▶ Aim
Each line of the material below that holds the word "Scan" needs to be copied.
-- start Listed entries --
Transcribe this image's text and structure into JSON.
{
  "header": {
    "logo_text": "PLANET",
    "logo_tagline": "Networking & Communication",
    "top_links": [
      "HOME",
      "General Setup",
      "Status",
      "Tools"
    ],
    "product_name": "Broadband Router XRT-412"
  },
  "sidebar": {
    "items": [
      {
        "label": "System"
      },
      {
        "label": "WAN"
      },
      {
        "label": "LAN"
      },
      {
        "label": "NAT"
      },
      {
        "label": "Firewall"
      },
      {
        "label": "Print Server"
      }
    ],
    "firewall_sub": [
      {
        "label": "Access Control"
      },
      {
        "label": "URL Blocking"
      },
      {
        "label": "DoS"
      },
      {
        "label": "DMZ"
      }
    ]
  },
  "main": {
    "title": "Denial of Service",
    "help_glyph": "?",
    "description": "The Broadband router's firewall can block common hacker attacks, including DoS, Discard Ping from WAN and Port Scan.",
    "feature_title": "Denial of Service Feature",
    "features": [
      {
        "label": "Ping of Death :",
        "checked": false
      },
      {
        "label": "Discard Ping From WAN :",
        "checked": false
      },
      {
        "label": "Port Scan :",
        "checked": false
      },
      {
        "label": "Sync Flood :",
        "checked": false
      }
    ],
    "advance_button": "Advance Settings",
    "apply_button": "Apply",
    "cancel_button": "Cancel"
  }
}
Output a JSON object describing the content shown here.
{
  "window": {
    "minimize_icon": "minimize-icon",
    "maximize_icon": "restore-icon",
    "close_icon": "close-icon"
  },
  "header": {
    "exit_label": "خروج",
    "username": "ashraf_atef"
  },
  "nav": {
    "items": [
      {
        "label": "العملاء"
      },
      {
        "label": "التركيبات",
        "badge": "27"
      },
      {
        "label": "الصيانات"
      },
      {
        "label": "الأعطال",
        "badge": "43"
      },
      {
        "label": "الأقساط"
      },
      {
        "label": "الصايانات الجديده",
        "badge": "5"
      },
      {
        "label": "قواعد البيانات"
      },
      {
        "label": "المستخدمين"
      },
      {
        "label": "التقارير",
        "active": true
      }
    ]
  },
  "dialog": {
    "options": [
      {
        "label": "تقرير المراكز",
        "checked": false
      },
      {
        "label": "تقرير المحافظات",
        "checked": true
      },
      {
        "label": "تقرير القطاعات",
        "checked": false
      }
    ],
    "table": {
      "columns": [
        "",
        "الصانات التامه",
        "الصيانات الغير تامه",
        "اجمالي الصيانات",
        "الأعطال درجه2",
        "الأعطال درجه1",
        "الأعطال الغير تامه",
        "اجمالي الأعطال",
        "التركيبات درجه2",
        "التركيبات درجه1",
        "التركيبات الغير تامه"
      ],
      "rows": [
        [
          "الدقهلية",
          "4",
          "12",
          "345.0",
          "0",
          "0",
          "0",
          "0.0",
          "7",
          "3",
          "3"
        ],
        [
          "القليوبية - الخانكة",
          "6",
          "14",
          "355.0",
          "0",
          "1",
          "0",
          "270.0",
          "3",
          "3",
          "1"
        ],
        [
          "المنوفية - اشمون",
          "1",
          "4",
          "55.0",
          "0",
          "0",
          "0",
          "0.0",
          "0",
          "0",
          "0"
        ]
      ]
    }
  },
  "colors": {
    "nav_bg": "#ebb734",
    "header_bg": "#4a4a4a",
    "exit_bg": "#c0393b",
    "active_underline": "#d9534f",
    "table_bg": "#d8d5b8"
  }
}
-- end Listed entries --
▶ Task output
    "description": "The Broadband router's firewall can block common hacker attacks, including DoS, Discard Ping from WAN and Port Scan.",
        "label": "Port Scan :",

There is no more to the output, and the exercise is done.